++++ Data shown ++++

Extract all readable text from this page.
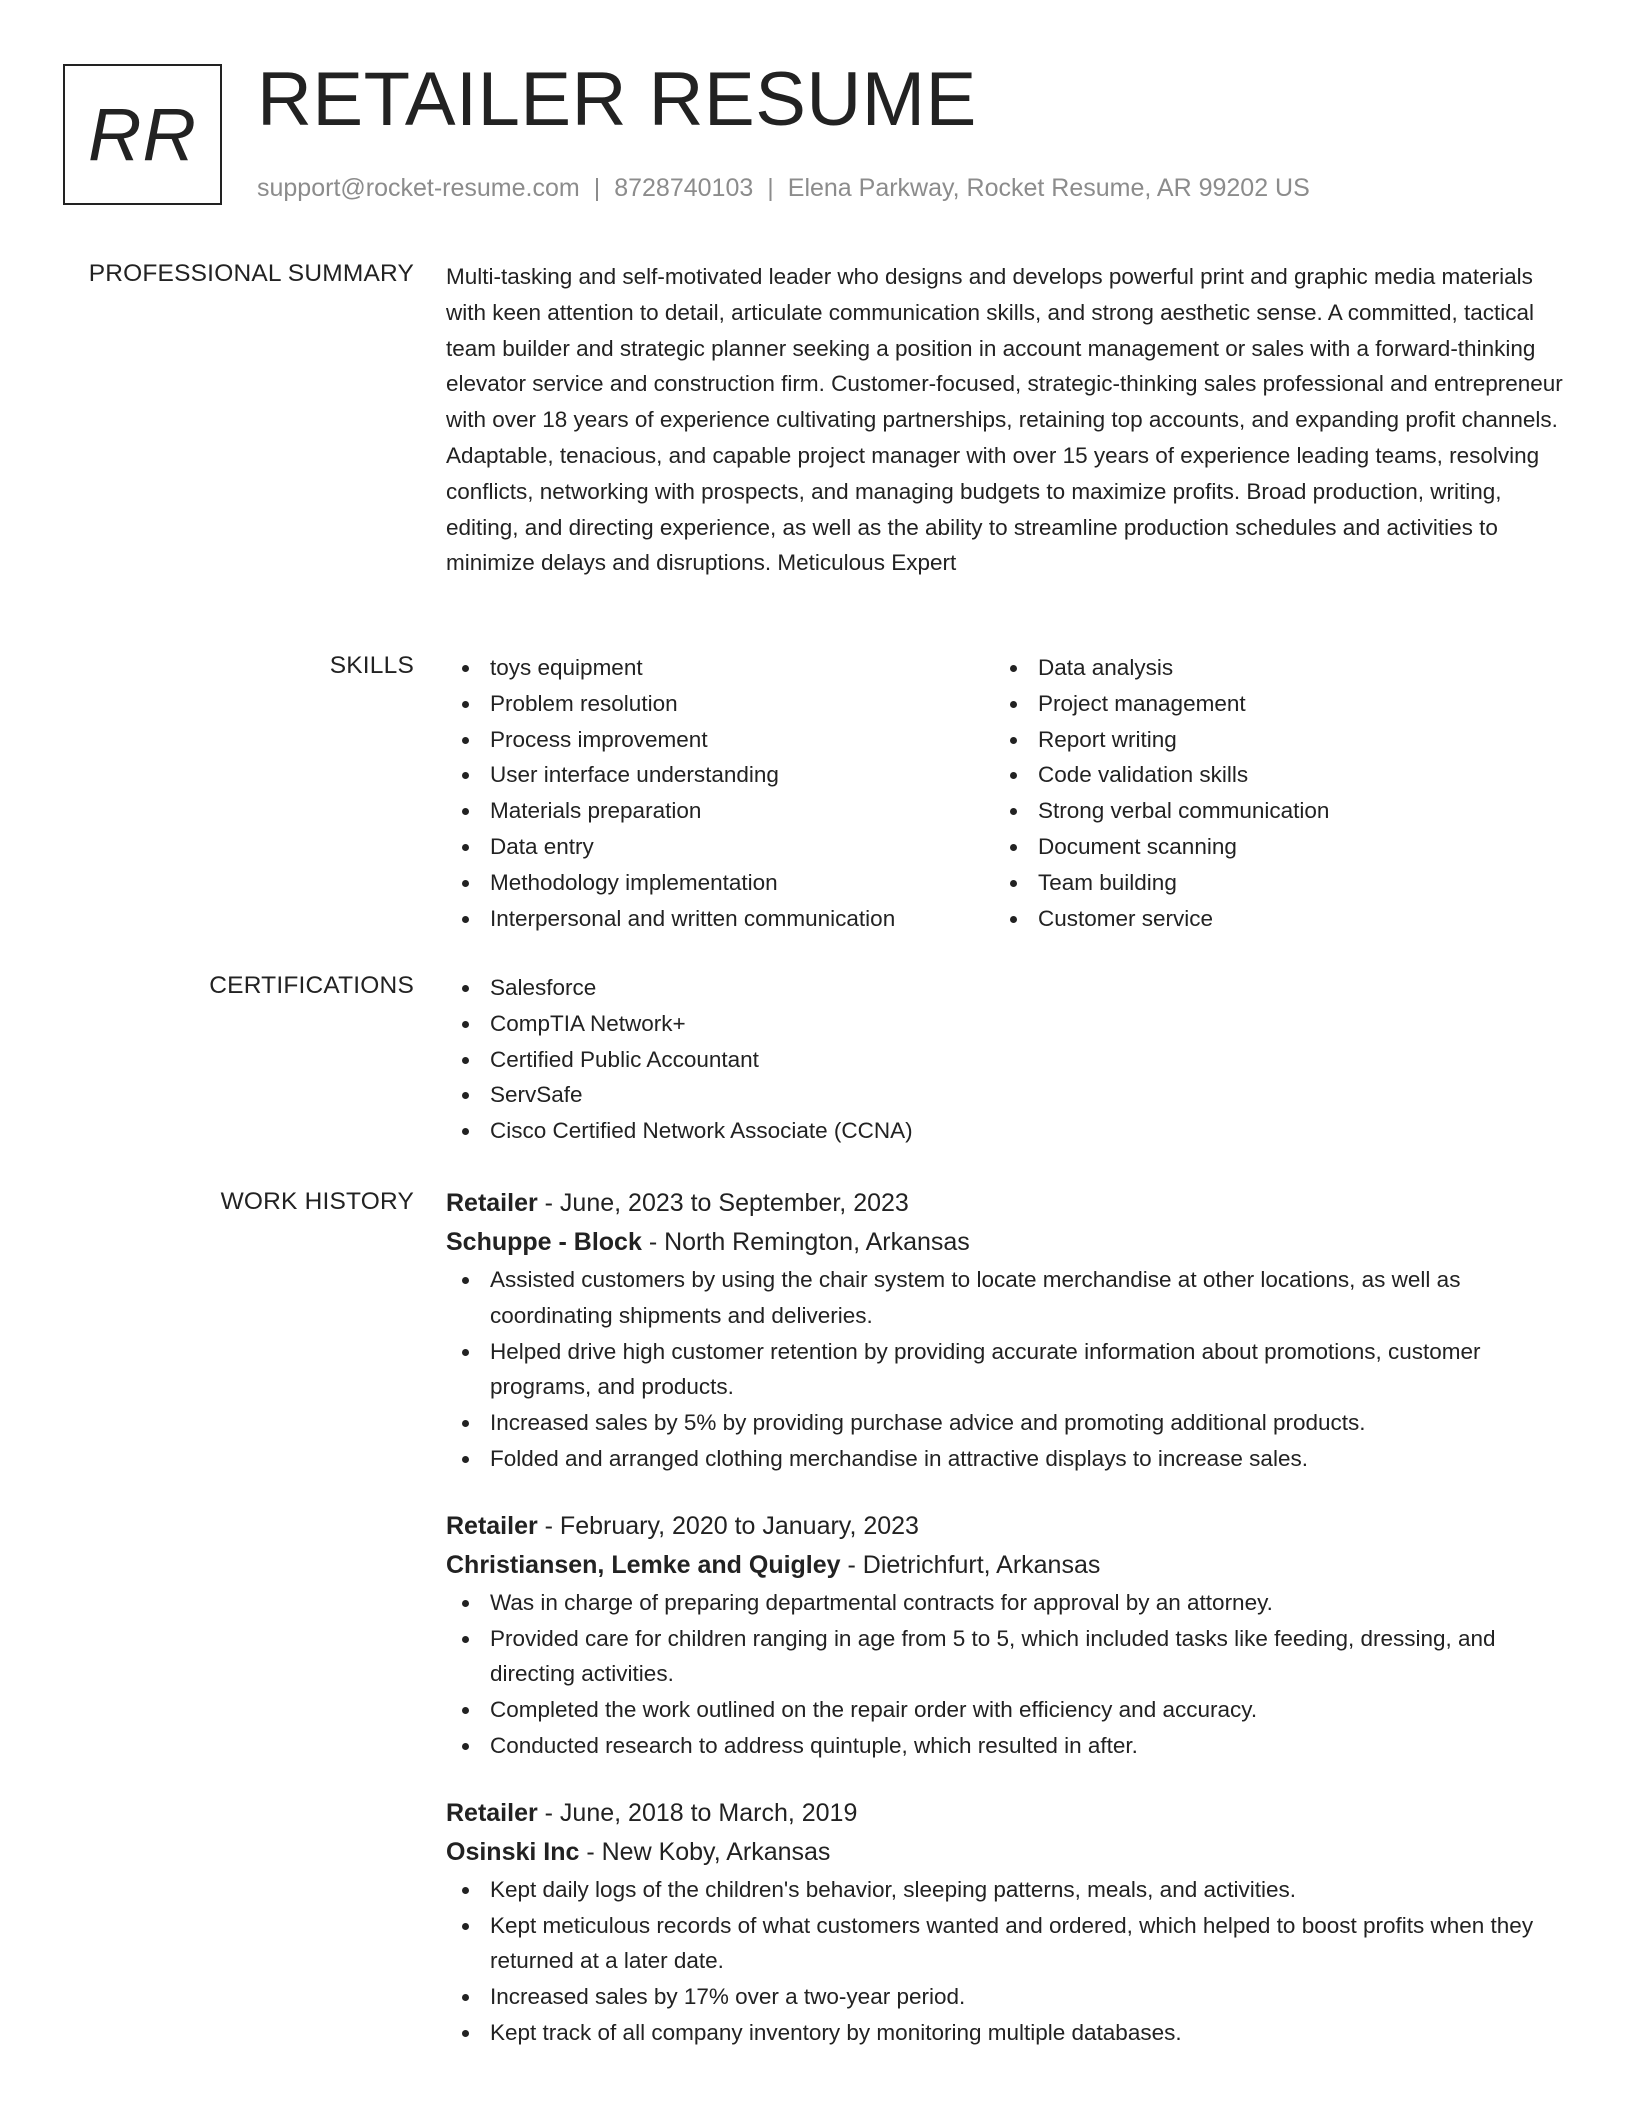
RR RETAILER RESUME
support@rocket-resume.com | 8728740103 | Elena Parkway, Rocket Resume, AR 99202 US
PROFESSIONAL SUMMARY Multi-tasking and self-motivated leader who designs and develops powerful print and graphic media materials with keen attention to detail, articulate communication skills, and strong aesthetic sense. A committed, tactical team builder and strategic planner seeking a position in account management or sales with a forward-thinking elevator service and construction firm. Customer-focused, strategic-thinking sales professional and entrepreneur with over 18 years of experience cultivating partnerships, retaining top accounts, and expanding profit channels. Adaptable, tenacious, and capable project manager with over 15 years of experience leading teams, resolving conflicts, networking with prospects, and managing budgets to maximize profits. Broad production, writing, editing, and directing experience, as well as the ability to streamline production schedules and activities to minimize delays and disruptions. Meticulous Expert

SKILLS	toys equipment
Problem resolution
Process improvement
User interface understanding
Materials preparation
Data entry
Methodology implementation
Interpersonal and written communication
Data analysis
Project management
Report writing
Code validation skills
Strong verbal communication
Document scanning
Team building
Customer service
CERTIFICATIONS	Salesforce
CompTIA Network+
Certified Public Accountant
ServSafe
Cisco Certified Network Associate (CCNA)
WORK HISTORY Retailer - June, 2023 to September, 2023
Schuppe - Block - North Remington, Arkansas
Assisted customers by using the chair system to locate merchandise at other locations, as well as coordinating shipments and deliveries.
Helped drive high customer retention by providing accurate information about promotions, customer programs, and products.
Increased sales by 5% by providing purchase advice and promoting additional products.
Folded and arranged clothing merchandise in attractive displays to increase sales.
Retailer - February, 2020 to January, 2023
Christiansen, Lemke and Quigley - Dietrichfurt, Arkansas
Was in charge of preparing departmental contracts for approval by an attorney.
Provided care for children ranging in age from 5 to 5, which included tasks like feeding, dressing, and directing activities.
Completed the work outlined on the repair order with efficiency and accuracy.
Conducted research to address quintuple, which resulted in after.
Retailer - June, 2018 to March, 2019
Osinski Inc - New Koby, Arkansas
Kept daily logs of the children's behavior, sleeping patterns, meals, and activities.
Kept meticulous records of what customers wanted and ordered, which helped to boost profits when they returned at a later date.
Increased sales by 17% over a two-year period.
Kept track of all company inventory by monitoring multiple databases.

++++

Retype all the records shown above, character for character. Omit every picture.

§ Finished task
Extract all readable text from this page.
RR RETAILER RESUME
support@rocket-resume.com | 8728740103 | Elena Parkway, Rocket Resume, AR 99202 US
PROFESSIONAL SUMMARY Multi-tasking and self-motivated leader who designs and develops powerful print and graphic media materials with keen attention to detail, articulate communication skills, and strong aesthetic sense. A committed, tactical team builder and strategic planner seeking a position in account management or sales with a forward-thinking elevator service and construction firm. Customer-focused, strategic-thinking sales professional and entrepreneur with over 18 years of experience cultivating partnerships, retaining top accounts, and expanding profit channels. Adaptable, tenacious, and capable project manager with over 15 years of experience leading teams, resolving conflicts, networking with prospects, and managing budgets to maximize profits. Broad production, writing, editing, and directing experience, as well as the ability to streamline production schedules and activities to minimize delays and disruptions. Meticulous Expert

SKILLS	toys equipment
Problem resolution
Process improvement
User interface understanding
Materials preparation
Data entry
Methodology implementation
Interpersonal and written communication
Data analysis
Project management
Report writing
Code validation skills
Strong verbal communication
Document scanning
Team building
Customer service
CERTIFICATIONS	Salesforce
CompTIA Network+
Certified Public Accountant
ServSafe
Cisco Certified Network Associate (CCNA)
WORK HISTORY Retailer - June, 2023 to September, 2023
Schuppe - Block - North Remington, Arkansas
Assisted customers by using the chair system to locate merchandise at other locations, as well as coordinating shipments and deliveries.
Helped drive high customer retention by providing accurate information about promotions, customer programs, and products.
Increased sales by 5% by providing purchase advice and promoting additional products.
Folded and arranged clothing merchandise in attractive displays to increase sales.
Retailer - February, 2020 to January, 2023
Christiansen, Lemke and Quigley - Dietrichfurt, Arkansas
Was in charge of preparing departmental contracts for approval by an attorney.
Provided care for children ranging in age from 5 to 5, which included tasks like feeding, dressing, and directing activities.
Completed the work outlined on the repair order with efficiency and accuracy.
Conducted research to address quintuple, which resulted in after.
Retailer - June, 2018 to March, 2019
Osinski Inc - New Koby, Arkansas
Kept daily logs of the children's behavior, sleeping patterns, meals, and activities.
Kept meticulous records of what customers wanted and ordered, which helped to boost profits when they returned at a later date.
Increased sales by 17% over a two-year period.
Kept track of all company inventory by monitoring multiple databases.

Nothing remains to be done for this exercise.